Quoted passage —
Obsoleting JavaCritical

Mon Jul 4 13:27:13 UTC 2022

Thanks for the clarification, this is very helpful.

I also assume that the case when "there's nothing to read" is common 
enough to make a difference?

Maurizio

On 04/07/2022 13:50, Wojciech Kudla wrote:
> Hi Maurizio,
>
> You are correct that under normal circumstances sycalls that are not 
> supported by vDSO are very heavy but when we call recvmsg/sendmsg we 
> don't even perform a syscall at all. High frequency trading shops 
> employ kernel bypass for all network flows pretty much by default. The 
> most popular solution here is OpenOnload used with Xilinix products. 
> For a case when there's nothing to read from the RX ring a JavaCrtical 
> JNI call to recvmsg completes in ~11ns vs 23ns for a standard JNI call 
> with full transition.
> Sorry, I've been in this for so long I kind of assumed it's implied.
>
> Thanks,
> W.
>
> On Mon, Jul 4, 2022 at 12:59 PM Maurizio Cimadamore 
> <maurizio.cimadamore at oracle.com> wrote:
>
>     Hi,
>     while I'm not an expert with some of the IO calls you mention
>     (some of my colleagues are more knowledgeable in this area, so I'm
>     sure they will have more info), my general sense is that, as with
>     getrusage, if there is a system call involved, you already pay a
>     hefty price for the user to kernel transition. On my machine this
>     seem to cost around 200ns. In these cases, using JNI critical to
>     shave off a dozen of nanoseconds (at best!) seems just not worth it.
>
>     So, of the functions in your list, the ones in which I *believe* 
>     dropping transitions would have the most effect are (if we exclude
>     getpid, for which another approach is possible) clock_gettime and
>     getcpu, I believe, as they might use vdso [1], which typically
>     brings the performance of these call closer to calls to shared lib
>     functions.

Record extracts —
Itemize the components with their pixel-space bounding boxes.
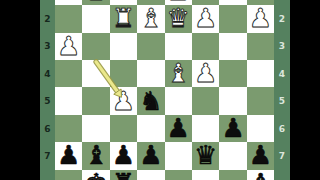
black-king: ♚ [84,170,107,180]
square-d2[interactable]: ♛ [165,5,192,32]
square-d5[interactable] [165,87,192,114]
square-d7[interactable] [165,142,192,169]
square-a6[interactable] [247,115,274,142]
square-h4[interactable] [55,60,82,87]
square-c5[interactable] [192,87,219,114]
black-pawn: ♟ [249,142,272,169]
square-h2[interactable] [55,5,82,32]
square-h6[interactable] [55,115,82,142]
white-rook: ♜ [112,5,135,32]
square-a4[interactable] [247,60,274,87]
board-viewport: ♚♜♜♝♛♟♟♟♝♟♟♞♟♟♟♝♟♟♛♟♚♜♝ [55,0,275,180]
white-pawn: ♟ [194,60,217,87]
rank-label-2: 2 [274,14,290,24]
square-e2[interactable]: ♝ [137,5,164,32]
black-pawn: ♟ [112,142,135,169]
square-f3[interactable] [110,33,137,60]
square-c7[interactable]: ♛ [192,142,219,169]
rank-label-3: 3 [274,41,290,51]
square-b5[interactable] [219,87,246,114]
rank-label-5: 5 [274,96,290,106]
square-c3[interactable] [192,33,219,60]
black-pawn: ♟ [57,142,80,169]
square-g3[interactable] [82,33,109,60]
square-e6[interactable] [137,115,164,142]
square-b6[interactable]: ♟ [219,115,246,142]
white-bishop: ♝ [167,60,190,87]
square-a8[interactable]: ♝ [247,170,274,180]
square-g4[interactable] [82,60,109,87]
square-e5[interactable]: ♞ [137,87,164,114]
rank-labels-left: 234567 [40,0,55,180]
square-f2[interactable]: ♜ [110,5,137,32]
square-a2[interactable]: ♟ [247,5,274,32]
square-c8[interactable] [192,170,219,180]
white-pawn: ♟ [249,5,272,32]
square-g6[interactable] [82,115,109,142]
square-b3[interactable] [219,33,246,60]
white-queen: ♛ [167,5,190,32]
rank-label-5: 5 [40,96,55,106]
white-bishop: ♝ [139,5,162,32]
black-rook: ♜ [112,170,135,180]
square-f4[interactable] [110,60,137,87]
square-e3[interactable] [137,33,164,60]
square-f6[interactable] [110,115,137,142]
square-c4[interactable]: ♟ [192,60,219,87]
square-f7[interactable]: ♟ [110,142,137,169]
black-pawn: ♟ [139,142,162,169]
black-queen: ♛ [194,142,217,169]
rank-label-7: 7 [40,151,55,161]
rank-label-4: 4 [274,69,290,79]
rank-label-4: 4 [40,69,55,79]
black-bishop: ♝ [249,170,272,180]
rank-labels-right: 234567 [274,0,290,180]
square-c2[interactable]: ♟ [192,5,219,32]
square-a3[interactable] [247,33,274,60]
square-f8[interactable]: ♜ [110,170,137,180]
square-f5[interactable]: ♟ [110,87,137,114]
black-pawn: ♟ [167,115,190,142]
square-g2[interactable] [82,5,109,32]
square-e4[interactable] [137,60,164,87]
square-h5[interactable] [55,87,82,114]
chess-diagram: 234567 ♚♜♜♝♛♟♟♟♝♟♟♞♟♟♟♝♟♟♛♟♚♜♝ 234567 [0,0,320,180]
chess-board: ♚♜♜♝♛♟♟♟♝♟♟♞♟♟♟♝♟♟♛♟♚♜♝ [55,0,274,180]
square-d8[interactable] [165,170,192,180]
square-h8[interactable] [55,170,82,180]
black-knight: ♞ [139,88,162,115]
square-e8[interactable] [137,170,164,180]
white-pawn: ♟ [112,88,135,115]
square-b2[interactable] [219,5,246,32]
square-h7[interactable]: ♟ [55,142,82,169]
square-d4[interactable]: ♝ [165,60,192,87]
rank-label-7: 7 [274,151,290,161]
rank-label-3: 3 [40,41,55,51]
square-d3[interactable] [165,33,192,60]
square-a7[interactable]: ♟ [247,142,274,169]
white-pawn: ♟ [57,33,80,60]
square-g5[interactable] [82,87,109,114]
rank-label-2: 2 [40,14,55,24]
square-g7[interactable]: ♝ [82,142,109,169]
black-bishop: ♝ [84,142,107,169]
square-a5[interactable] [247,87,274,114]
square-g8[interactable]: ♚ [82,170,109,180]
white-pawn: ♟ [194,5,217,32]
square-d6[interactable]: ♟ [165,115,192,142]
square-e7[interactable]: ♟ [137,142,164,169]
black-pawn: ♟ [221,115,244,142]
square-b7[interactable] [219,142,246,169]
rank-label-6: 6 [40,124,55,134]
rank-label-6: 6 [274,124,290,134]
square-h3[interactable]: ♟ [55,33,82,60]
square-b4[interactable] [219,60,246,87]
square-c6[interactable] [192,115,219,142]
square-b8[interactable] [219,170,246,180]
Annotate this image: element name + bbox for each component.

--

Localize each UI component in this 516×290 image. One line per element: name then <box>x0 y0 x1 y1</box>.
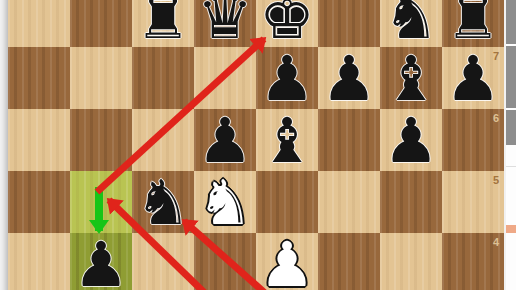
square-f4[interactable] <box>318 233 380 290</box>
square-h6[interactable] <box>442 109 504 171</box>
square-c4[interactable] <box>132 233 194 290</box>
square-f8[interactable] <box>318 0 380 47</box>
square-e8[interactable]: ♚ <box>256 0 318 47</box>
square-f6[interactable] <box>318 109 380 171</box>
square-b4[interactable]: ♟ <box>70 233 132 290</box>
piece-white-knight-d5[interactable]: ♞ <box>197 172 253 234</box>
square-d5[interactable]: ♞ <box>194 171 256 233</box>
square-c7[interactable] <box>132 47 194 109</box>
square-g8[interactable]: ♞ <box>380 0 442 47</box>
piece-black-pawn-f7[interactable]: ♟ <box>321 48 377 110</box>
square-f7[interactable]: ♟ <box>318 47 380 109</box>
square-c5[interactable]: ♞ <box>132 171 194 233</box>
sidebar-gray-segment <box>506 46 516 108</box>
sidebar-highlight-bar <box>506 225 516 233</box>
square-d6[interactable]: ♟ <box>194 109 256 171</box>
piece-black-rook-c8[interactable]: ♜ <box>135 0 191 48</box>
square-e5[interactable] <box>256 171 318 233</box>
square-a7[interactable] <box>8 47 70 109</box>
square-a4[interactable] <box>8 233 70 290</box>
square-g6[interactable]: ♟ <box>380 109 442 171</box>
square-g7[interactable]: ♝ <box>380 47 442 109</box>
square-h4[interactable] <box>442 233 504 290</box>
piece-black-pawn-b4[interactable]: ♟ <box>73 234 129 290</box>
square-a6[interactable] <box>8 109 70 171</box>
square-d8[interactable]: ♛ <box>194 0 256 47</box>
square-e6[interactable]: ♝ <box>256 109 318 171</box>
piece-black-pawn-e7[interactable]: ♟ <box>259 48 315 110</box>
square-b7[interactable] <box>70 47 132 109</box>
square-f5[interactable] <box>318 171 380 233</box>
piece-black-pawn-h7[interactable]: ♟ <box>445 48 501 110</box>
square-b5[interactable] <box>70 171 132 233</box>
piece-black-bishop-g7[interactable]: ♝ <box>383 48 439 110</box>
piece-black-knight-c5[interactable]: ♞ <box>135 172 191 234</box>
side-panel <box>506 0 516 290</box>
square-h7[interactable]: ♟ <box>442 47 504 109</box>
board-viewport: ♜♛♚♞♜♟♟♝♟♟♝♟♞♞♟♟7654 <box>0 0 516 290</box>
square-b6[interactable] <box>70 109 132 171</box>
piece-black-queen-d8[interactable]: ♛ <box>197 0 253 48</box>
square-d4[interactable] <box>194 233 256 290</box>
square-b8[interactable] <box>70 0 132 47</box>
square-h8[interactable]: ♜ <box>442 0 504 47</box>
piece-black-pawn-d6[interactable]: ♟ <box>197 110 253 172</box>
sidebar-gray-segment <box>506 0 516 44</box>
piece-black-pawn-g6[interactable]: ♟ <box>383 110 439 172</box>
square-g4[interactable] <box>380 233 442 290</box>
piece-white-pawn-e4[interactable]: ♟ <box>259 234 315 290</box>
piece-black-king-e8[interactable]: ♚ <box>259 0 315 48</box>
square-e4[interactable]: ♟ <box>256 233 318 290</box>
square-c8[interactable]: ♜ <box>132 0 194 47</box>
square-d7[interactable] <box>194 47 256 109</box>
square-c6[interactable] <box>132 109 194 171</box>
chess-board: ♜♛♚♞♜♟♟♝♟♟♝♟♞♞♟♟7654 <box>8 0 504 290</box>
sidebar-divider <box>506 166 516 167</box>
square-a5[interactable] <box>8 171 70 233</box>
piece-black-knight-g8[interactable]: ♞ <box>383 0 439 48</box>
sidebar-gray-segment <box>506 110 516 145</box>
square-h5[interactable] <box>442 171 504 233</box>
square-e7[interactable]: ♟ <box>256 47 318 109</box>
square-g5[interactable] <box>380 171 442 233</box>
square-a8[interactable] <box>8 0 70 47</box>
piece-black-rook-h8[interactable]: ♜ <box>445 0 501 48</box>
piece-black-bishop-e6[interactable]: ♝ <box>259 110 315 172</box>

Exercise A —
Rewrite the paragraph in the JavaCritical thread that begins "You are correct that under normal circumstances" as a short bulleted list, keeping its main facts.
Exercise B —
Please convert the records from the line containing "black-king: ♚ [84,170,107,180]" through the line containing "square-e6[interactable] [137,115,164,142]" into a JSON list of strings, one string per line.
The records have no connection to the JavaCritical thread.

Output A —
- Under normal circumstances, syscalls not supported by vDSO are very heavy.
- Calls to recvmsg/sendmsg don't perform a syscall at all.
- High frequency trading shops use kernel bypass for all network flows pretty much by default.
- The most popular solution is OpenOnload, used with Xilinix products.
- When there's nothing to read from the RX ring, a critical JNI call to recvmsg completes in about 11ns, versus 23ns for a standard JNI call with full transition.
- The writer had assumed this was implied.

Output B —
[
  "black-king: ♚ [84,170,107,180]",
  "square-d2[interactable]: ♛ [165,5,192,32]",
  "square-d5[interactable] [165,87,192,114]",
  "square-d7[interactable] [165,142,192,169]",
  "square-a6[interactable] [247,115,274,142]",
  "square-h4[interactable] [55,60,82,87]",
  "square-c5[interactable] [192,87,219,114]",
  "black-pawn: ♟ [249,142,272,169]",
  "square-h2[interactable] [55,5,82,32]",
  "square-h6[interactable] [55,115,82,142]",
  "white-rook: ♜ [112,5,135,32]",
  "square-a4[interactable] [247,60,274,87]",
  "board-viewport: ♚♜♜♝♛♟♟♟♝♟♟♞♟♟♟♝♟♟♛♟♚♜♝ [55,0,275,180]",
  "white-pawn: ♟ [194,60,217,87]",
  "rank-label-2: 2 [274,14,290,24]",
  "square-e2[interactable]: ♝ [137,5,164,32]",
  "black-pawn: ♟ [112,142,135,169]",
  "square-f3[interactable] [110,33,137,60]",
  "square-c7[interactable]: ♛ [192,142,219,169]",
  "rank-label-3: 3 [274,41,290,51]",
  "square-b5[interactable] [219,87,246,114]",
  "rank-label-5: 5 [274,96,290,106]",
  "square-c3[interactable] [192,33,219,60]",
  "black-pawn: ♟ [57,142,80,169]",
  "square-g3[interactable] [82,33,109,60]",
  "square-e6[interactable] [137,115,164,142]"
]